## Task requirements
Of the lines in the entries, how many hold the word "labors"? Give that number alone.

## Records
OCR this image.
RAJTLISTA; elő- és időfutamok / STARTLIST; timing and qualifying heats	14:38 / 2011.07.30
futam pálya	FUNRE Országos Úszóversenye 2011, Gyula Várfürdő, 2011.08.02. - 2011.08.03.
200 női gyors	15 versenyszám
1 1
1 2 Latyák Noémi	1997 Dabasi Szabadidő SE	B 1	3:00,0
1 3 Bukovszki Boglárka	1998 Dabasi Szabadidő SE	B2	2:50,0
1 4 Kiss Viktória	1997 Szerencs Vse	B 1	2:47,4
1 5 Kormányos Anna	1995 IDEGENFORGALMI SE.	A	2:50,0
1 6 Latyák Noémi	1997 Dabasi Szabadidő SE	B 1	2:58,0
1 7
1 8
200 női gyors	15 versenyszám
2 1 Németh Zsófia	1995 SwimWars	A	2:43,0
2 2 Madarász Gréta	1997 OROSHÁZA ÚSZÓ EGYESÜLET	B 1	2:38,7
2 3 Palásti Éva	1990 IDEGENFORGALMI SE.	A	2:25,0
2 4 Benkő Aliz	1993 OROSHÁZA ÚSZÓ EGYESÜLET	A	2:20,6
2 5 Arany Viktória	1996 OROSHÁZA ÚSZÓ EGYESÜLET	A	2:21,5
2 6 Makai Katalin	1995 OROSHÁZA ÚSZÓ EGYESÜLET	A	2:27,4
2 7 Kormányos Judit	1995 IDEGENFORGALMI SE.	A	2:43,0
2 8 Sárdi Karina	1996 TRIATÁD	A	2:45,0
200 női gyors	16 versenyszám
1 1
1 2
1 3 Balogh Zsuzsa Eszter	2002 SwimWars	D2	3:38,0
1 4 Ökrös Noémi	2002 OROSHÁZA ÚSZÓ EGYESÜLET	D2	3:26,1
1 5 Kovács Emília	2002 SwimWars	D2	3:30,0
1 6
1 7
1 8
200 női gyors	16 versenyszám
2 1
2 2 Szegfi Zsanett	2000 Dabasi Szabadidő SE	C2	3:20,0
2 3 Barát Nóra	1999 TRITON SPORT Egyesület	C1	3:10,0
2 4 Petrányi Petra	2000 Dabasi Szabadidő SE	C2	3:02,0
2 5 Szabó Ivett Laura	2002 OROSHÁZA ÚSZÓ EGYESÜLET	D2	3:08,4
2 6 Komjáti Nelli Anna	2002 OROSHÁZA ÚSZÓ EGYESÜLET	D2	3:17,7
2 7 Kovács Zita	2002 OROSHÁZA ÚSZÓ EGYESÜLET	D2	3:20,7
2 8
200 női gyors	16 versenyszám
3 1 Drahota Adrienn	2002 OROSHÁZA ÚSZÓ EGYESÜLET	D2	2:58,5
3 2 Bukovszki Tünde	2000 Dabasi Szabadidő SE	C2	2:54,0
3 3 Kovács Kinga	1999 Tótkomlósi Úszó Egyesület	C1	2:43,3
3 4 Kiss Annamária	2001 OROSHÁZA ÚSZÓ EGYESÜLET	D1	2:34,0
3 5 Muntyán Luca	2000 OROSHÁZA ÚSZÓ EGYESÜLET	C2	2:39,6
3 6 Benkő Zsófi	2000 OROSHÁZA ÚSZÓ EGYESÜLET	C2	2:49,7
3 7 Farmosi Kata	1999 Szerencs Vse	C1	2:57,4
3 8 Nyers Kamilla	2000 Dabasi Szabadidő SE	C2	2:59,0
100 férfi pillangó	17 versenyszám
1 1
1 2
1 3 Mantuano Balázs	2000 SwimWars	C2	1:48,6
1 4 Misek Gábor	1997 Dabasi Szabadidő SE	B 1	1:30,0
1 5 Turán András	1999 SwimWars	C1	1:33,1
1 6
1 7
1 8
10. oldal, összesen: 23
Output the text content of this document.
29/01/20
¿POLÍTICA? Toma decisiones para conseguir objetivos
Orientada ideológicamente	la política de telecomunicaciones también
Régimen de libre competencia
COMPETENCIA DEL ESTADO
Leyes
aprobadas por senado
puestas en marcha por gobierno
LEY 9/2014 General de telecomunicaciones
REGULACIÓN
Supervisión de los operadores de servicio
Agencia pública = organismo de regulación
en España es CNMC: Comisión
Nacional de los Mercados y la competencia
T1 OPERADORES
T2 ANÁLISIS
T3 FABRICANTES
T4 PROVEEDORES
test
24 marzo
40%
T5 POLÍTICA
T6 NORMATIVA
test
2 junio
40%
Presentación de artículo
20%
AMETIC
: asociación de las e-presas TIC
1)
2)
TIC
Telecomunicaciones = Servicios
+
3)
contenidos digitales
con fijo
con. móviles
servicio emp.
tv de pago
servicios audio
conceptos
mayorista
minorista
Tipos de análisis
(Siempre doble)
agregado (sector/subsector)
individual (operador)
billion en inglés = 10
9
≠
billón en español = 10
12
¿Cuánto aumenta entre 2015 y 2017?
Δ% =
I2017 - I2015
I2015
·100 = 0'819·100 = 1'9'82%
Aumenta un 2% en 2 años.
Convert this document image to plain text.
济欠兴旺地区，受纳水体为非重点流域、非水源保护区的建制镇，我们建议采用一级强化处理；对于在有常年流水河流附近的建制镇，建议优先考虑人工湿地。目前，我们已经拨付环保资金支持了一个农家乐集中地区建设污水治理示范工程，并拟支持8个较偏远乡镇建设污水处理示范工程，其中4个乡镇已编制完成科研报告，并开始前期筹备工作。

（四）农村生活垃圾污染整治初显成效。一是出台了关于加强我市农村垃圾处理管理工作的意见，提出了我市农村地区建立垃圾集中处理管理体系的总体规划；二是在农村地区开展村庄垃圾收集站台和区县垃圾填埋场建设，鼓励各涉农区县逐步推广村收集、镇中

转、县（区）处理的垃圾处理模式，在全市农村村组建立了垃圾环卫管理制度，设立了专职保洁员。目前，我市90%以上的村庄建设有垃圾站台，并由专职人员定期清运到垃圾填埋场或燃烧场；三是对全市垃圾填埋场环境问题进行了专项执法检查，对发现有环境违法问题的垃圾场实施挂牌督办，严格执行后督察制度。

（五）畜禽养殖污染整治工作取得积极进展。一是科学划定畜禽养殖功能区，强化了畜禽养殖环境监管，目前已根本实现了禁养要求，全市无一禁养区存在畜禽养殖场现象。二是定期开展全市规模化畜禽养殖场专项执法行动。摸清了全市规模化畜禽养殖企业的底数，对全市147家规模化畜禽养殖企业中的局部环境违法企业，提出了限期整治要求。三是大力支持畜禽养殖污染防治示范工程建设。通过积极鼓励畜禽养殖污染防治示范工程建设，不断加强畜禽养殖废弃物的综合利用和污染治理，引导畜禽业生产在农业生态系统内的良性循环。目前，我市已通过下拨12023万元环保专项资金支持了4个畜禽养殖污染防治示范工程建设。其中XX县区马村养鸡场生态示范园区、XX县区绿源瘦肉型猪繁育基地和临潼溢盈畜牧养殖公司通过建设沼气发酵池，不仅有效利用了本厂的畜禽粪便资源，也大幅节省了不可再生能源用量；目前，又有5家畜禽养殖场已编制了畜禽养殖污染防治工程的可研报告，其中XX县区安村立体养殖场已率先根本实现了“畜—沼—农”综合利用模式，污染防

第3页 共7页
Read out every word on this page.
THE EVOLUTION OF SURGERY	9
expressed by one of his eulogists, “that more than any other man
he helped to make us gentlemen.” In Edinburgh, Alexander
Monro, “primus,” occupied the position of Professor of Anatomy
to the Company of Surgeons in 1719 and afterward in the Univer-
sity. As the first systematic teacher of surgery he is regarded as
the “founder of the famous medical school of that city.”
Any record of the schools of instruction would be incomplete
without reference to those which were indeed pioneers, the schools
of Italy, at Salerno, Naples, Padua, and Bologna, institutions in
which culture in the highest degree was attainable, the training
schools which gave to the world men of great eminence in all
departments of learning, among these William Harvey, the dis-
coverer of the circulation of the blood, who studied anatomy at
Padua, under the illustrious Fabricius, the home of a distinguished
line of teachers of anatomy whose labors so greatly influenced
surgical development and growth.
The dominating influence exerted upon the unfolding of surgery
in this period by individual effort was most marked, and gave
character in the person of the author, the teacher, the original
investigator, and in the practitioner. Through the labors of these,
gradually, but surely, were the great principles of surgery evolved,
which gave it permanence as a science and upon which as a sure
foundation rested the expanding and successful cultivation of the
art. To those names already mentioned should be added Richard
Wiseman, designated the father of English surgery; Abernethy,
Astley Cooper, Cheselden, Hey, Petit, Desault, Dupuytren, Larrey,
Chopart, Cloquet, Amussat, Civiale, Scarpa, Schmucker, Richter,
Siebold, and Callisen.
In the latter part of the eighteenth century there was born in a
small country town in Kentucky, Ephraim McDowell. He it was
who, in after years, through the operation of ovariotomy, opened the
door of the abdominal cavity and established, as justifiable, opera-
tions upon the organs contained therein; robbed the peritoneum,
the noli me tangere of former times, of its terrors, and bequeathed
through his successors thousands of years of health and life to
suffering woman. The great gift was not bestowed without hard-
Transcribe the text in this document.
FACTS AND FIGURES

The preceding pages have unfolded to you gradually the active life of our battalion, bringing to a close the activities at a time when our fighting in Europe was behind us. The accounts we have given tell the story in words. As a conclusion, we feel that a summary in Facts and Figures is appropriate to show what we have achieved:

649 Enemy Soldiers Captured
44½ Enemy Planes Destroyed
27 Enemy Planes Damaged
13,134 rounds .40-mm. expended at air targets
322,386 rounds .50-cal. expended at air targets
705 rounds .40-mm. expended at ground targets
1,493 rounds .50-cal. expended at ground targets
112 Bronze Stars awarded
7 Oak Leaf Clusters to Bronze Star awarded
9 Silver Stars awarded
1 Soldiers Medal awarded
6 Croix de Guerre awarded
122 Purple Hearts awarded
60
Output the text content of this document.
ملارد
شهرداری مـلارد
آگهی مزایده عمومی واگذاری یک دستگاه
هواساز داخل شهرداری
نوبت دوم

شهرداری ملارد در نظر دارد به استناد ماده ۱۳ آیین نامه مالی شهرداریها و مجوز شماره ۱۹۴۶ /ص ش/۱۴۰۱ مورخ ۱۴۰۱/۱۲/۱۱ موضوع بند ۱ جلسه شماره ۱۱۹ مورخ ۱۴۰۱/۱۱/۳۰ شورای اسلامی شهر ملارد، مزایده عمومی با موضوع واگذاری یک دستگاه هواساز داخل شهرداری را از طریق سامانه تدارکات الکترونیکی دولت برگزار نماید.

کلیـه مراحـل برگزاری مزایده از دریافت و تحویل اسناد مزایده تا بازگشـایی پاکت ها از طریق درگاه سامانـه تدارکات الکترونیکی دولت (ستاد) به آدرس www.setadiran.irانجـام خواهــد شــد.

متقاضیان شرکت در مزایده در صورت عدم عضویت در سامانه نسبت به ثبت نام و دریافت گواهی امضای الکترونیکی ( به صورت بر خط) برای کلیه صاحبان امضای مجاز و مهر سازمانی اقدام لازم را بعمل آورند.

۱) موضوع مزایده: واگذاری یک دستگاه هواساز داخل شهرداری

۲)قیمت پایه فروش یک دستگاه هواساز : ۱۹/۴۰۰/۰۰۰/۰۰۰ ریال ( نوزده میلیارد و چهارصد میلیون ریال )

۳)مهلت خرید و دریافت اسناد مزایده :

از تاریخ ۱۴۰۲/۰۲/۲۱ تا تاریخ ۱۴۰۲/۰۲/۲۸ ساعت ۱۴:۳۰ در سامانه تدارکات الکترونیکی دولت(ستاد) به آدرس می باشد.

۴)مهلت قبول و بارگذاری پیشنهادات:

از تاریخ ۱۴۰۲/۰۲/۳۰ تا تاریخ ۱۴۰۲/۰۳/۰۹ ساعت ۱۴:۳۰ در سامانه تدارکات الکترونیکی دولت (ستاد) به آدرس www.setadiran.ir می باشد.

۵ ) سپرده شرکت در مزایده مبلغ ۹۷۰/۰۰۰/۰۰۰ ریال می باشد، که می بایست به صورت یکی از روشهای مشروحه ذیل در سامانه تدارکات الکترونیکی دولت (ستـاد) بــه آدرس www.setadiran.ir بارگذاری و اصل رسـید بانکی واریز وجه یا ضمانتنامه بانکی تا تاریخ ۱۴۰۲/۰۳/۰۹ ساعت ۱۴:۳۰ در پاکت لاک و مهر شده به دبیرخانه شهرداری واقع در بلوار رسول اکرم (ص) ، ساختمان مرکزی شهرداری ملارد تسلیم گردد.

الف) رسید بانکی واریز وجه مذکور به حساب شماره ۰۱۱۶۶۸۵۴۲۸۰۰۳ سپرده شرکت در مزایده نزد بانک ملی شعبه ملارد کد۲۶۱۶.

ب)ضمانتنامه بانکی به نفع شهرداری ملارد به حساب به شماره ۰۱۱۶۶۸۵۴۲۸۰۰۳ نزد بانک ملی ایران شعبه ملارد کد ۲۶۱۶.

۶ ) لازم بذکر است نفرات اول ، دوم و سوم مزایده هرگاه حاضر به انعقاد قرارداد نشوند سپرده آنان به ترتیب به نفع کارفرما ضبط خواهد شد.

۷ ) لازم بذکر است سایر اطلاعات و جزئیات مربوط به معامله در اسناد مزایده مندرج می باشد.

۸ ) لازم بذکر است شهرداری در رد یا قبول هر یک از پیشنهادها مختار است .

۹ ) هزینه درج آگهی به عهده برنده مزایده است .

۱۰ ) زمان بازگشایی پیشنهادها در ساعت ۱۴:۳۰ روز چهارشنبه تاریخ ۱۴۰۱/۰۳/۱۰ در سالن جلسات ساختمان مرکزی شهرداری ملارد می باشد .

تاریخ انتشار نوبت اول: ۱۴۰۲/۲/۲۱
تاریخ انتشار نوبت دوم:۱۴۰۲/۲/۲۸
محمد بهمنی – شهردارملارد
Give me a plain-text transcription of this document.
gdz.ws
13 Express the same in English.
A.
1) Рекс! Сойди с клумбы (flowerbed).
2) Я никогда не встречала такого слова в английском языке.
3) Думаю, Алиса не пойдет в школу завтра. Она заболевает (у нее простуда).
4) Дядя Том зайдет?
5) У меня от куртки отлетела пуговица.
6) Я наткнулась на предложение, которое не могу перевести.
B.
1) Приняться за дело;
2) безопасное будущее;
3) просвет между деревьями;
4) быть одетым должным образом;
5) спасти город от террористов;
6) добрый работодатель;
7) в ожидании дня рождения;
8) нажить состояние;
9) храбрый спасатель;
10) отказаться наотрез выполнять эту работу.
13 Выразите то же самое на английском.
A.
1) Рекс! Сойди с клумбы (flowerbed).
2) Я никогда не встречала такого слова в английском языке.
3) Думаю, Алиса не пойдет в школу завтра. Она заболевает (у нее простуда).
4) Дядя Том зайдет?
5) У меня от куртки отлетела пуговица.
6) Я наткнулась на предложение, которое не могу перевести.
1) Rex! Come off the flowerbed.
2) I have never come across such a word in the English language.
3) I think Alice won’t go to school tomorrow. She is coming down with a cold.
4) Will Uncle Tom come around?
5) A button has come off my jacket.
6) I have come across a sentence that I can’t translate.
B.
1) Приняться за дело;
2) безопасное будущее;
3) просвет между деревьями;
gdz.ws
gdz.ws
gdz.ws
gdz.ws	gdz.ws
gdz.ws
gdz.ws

## Answer in full
2